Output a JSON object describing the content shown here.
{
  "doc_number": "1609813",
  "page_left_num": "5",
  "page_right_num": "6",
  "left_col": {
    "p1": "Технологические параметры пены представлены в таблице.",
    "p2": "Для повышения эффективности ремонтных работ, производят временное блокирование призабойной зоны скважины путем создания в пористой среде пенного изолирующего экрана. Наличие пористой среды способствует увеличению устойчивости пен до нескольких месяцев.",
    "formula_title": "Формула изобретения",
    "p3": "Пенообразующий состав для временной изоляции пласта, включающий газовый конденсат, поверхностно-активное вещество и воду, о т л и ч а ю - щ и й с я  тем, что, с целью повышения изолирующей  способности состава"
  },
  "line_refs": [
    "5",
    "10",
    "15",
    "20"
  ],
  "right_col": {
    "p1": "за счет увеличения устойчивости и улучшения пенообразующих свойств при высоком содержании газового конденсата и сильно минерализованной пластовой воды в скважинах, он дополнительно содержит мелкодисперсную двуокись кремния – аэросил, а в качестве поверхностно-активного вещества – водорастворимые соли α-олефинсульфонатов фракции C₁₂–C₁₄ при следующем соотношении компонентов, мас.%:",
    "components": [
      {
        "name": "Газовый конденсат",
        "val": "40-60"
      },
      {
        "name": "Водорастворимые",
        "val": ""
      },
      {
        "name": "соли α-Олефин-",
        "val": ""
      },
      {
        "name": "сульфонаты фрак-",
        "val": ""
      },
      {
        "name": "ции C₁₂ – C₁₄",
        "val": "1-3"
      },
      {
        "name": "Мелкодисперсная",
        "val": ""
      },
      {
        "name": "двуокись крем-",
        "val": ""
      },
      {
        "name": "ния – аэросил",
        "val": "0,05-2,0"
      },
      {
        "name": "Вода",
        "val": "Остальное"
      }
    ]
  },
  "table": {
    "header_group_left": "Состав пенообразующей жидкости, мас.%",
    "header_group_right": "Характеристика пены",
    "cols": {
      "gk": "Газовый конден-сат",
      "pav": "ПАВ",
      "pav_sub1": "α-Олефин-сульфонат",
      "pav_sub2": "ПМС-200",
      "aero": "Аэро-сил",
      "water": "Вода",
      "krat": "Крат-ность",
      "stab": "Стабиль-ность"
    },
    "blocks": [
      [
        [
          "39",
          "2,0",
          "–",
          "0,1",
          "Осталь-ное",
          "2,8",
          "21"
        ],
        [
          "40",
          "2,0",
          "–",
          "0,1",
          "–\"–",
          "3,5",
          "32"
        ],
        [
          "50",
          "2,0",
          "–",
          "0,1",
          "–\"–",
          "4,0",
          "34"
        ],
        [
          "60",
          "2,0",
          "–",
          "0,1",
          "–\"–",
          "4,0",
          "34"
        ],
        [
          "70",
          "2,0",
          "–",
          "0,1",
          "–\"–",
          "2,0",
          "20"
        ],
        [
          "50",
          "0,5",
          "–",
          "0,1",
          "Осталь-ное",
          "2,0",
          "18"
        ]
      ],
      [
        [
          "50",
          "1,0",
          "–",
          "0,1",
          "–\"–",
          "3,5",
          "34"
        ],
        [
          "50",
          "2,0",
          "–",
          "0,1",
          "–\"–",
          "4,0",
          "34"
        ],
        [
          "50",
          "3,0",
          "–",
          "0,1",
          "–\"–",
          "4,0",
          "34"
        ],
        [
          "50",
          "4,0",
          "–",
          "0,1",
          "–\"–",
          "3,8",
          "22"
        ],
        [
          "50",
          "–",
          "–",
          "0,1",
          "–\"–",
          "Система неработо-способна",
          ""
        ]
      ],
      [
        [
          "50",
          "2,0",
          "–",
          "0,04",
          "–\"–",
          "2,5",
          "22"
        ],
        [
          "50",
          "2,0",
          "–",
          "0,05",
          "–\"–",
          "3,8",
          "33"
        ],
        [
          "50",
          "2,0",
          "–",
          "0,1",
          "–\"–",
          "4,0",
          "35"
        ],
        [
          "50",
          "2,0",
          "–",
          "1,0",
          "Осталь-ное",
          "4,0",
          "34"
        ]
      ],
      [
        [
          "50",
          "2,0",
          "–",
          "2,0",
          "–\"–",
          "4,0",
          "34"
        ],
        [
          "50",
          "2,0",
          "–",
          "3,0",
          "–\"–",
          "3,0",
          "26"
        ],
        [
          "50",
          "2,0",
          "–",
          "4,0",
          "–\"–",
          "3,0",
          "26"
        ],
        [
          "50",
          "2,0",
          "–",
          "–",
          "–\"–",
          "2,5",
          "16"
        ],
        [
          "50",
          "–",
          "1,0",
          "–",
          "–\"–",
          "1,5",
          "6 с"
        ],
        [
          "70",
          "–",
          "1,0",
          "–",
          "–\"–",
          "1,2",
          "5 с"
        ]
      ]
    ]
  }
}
────────────────────
**AIM**
Write out every line from the records above, word for word.

**SOLUTION FOR THIS TASK**
Output a JSON object describing the content shown here.
{
  "doc_number": "1609813",
  "page_left_num": "5",
  "page_right_num": "6",
  "left_col": {
    "p1": "Технологические параметры пены представлены в таблице.",
    "p2": "Для повышения эффективности ремонтных работ, производят временное блокирование призабойной зоны скважины путем создания в пористой среде пенного изолирующего экрана. Наличие пористой среды способствует увеличению устойчивости пен до нескольких месяцев.",
    "formula_title": "Формула изобретения",
    "p3": "Пенообразующий состав для временной изоляции пласта, включающий газовый конденсат, поверхностно-активное вещество и воду, о т л и ч а ю - щ и й с я  тем, что, с целью повышения изолирующей  способности состава"
  },
  "line_refs": [
    "5",
    "10",
    "15",
    "20"
  ],
  "right_col": {
    "p1": "за счет увеличения устойчивости и улучшения пенообразующих свойств при высоком содержании газового конденсата и сильно минерализованной пластовой воды в скважинах, он дополнительно содержит мелкодисперсную двуокись кремния – аэросил, а в качестве поверхностно-активного вещества – водорастворимые соли α-олефинсульфонатов фракции C₁₂–C₁₄ при следующем соотношении компонентов, мас.%:",
    "components": [
      {
        "name": "Газовый конденсат",
        "val": "40-60"
      },
      {
        "name": "Водорастворимые",
        "val": ""
      },
      {
        "name": "соли α-Олефин-",
        "val": ""
      },
      {
        "name": "сульфонаты фрак-",
        "val": ""
      },
      {
        "name": "ции C₁₂ – C₁₄",
        "val": "1-3"
      },
      {
        "name": "Мелкодисперсная",
        "val": ""
      },
      {
        "name": "двуокись крем-",
        "val": ""
      },
      {
        "name": "ния – аэросил",
        "val": "0,05-2,0"
      },
      {
        "name": "Вода",
        "val": "Остальное"
      }
    ]
  },
  "table": {
    "header_group_left": "Состав пенообразующей жидкости, мас.%",
    "header_group_right": "Характеристика пены",
    "cols": {
      "gk": "Газовый конден-сат",
      "pav": "ПАВ",
      "pav_sub1": "α-Олефин-сульфонат",
      "pav_sub2": "ПМС-200",
      "aero": "Аэро-сил",
      "water": "Вода",
      "krat": "Крат-ность",
      "stab": "Стабиль-ность"
    },
    "blocks": [
      [
        [
          "39",
          "2,0",
          "–",
          "0,1",
          "Осталь-ное",
          "2,8",
          "21"
        ],
        [
          "40",
          "2,0",
          "–",
          "0,1",
          "–\"–",
          "3,5",
          "32"
        ],
        [
          "50",
          "2,0",
          "–",
          "0,1",
          "–\"–",
          "4,0",
          "34"
        ],
        [
          "60",
          "2,0",
          "–",
          "0,1",
          "–\"–",
          "4,0",
          "34"
        ],
        [
          "70",
          "2,0",
          "–",
          "0,1",
          "–\"–",
          "2,0",
          "20"
        ],
        [
          "50",
          "0,5",
          "–",
          "0,1",
          "Осталь-ное",
          "2,0",
          "18"
        ]
      ],
      [
        [
          "50",
          "1,0",
          "–",
          "0,1",
          "–\"–",
          "3,5",
          "34"
        ],
        [
          "50",
          "2,0",
          "–",
          "0,1",
          "–\"–",
          "4,0",
          "34"
        ],
        [
          "50",
          "3,0",
          "–",
          "0,1",
          "–\"–",
          "4,0",
          "34"
        ],
        [
          "50",
          "4,0",
          "–",
          "0,1",
          "–\"–",
          "3,8",
          "22"
        ],
        [
          "50",
          "–",
          "–",
          "0,1",
          "–\"–",
          "Система неработо-способна",
          ""
        ]
      ],
      [
        [
          "50",
          "2,0",
          "–",
          "0,04",
          "–\"–",
          "2,5",
          "22"
        ],
        [
          "50",
          "2,0",
          "–",
          "0,05",
          "–\"–",
          "3,8",
          "33"
        ],
        [
          "50",
          "2,0",
          "–",
          "0,1",
          "–\"–",
          "4,0",
          "35"
        ],
        [
          "50",
          "2,0",
          "–",
          "1,0",
          "Осталь-ное",
          "4,0",
          "34"
        ]
      ],
      [
        [
          "50",
          "2,0",
          "–",
          "2,0",
          "–\"–",
          "4,0",
          "34"
        ],
        [
          "50",
          "2,0",
          "–",
          "3,0",
          "–\"–",
          "3,0",
          "26"
        ],
        [
          "50",
          "2,0",
          "–",
          "4,0",
          "–\"–",
          "3,0",
          "26"
        ],
        [
          "50",
          "2,0",
          "–",
          "–",
          "–\"–",
          "2,5",
          "16"
        ],
        [
          "50",
          "–",
          "1,0",
          "–",
          "–\"–",
          "1,5",
          "6 с"
        ],
        [
          "70",
          "–",
          "1,0",
          "–",
          "–\"–",
          "1,2",
          "5 с"
        ]
      ]
    ]
  }
}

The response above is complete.